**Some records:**
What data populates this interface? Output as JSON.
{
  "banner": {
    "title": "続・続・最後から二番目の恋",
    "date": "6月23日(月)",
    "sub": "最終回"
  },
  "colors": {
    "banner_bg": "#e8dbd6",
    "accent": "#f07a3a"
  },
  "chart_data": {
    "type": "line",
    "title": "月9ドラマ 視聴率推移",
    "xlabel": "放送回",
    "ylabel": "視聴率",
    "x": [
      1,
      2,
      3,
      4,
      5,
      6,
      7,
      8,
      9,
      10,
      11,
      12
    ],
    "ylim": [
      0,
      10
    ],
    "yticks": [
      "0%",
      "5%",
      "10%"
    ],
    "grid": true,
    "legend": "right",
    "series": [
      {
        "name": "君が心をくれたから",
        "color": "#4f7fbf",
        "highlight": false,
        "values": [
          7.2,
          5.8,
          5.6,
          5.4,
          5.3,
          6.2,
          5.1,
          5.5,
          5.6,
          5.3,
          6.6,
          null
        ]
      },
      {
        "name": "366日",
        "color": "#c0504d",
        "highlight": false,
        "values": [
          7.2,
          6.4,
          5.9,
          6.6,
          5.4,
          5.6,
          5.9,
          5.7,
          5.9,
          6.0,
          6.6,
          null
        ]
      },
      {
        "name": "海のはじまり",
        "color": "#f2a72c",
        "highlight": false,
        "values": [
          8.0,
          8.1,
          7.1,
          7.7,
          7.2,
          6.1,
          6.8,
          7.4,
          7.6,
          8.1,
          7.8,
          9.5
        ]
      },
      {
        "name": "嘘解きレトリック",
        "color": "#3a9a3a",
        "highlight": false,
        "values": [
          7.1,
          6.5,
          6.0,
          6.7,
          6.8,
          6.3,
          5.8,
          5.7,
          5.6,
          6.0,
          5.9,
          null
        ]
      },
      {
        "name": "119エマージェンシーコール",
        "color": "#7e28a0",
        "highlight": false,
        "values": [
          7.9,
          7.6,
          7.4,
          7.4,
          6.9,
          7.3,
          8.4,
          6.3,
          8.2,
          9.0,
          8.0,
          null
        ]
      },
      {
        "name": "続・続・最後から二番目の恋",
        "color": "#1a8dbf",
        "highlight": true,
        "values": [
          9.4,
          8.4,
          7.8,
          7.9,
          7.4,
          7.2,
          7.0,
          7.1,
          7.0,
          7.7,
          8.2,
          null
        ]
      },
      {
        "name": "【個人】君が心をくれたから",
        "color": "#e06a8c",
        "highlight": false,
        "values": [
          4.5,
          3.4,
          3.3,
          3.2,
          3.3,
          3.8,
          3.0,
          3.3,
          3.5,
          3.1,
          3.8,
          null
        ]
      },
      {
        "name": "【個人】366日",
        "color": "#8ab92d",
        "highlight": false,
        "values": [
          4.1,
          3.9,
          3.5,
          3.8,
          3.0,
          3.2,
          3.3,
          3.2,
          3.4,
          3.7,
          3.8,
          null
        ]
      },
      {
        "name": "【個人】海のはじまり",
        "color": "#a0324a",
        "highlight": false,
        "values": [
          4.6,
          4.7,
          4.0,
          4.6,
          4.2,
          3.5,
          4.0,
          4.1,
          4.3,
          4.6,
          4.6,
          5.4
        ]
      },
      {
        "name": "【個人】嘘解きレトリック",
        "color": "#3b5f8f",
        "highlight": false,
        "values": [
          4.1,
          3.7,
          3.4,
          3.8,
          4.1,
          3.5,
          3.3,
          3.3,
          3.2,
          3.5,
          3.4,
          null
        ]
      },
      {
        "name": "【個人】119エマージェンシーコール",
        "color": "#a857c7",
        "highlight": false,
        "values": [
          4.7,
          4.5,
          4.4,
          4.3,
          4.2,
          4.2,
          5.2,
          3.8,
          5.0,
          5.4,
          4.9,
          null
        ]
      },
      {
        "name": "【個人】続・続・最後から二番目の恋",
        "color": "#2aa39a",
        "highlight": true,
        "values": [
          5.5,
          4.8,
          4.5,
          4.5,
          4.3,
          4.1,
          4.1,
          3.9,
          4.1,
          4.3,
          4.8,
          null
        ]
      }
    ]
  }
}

**Objective:** Return every entry verbatim.

**Task result:**
What data populates this interface? Output as JSON.
{
  "banner": {
    "title": "続・続・最後から二番目の恋",
    "date": "6月23日(月)",
    "sub": "最終回"
  },
  "colors": {
    "banner_bg": "#e8dbd6",
    "accent": "#f07a3a"
  },
  "chart_data": {
    "type": "line",
    "title": "月9ドラマ 視聴率推移",
    "xlabel": "放送回",
    "ylabel": "視聴率",
    "x": [
      1,
      2,
      3,
      4,
      5,
      6,
      7,
      8,
      9,
      10,
      11,
      12
    ],
    "ylim": [
      0,
      10
    ],
    "yticks": [
      "0%",
      "5%",
      "10%"
    ],
    "grid": true,
    "legend": "right",
    "series": [
      {
        "name": "君が心をくれたから",
        "color": "#4f7fbf",
        "highlight": false,
        "values": [
          7.2,
          5.8,
          5.6,
          5.4,
          5.3,
          6.2,
          5.1,
          5.5,
          5.6,
          5.3,
          6.6,
          null
        ]
      },
      {
        "name": "366日",
        "color": "#c0504d",
        "highlight": false,
        "values": [
          7.2,
          6.4,
          5.9,
          6.6,
          5.4,
          5.6,
          5.9,
          5.7,
          5.9,
          6.0,
          6.6,
          null
        ]
      },
      {
        "name": "海のはじまり",
        "color": "#f2a72c",
        "highlight": false,
        "values": [
          8.0,
          8.1,
          7.1,
          7.7,
          7.2,
          6.1,
          6.8,
          7.4,
          7.6,
          8.1,
          7.8,
          9.5
        ]
      },
      {
        "name": "嘘解きレトリック",
        "color": "#3a9a3a",
        "highlight": false,
        "values": [
          7.1,
          6.5,
          6.0,
          6.7,
          6.8,
          6.3,
          5.8,
          5.7,
          5.6,
          6.0,
          5.9,
          null
        ]
      },
      {
        "name": "119エマージェンシーコール",
        "color": "#7e28a0",
        "highlight": false,
        "values": [
          7.9,
          7.6,
          7.4,
          7.4,
          6.9,
          7.3,
          8.4,
          6.3,
          8.2,
          9.0,
          8.0,
          null
        ]
      },
      {
        "name": "続・続・最後から二番目の恋",
        "color": "#1a8dbf",
        "highlight": true,
        "values": [
          9.4,
          8.4,
          7.8,
          7.9,
          7.4,
          7.2,
          7.0,
          7.1,
          7.0,
          7.7,
          8.2,
          null
        ]
      },
      {
        "name": "【個人】君が心をくれたから",
        "color": "#e06a8c",
        "highlight": false,
        "values": [
          4.5,
          3.4,
          3.3,
          3.2,
          3.3,
          3.8,
          3.0,
          3.3,
          3.5,
          3.1,
          3.8,
          null
        ]
      },
      {
        "name": "【個人】366日",
        "color": "#8ab92d",
        "highlight": false,
        "values": [
          4.1,
          3.9,
          3.5,
          3.8,
          3.0,
          3.2,
          3.3,
          3.2,
          3.4,
          3.7,
          3.8,
          null
        ]
      },
      {
        "name": "【個人】海のはじまり",
        "color": "#a0324a",
        "highlight": false,
        "values": [
          4.6,
          4.7,
          4.0,
          4.6,
          4.2,
          3.5,
          4.0,
          4.1,
          4.3,
          4.6,
          4.6,
          5.4
        ]
      },
      {
        "name": "【個人】嘘解きレトリック",
        "color": "#3b5f8f",
        "highlight": false,
        "values": [
          4.1,
          3.7,
          3.4,
          3.8,
          4.1,
          3.5,
          3.3,
          3.3,
          3.2,
          3.5,
          3.4,
          null
        ]
      },
      {
        "name": "【個人】119エマージェンシーコール",
        "color": "#a857c7",
        "highlight": false,
        "values": [
          4.7,
          4.5,
          4.4,
          4.3,
          4.2,
          4.2,
          5.2,
          3.8,
          5.0,
          5.4,
          4.9,
          null
        ]
      },
      {
        "name": "【個人】続・続・最後から二番目の恋",
        "color": "#2aa39a",
        "highlight": true,
        "values": [
          5.5,
          4.8,
          4.5,
          4.5,
          4.3,
          4.1,
          4.1,
          3.9,
          4.1,
          4.3,
          4.8,
          null
        ]
      }
    ]
  }
}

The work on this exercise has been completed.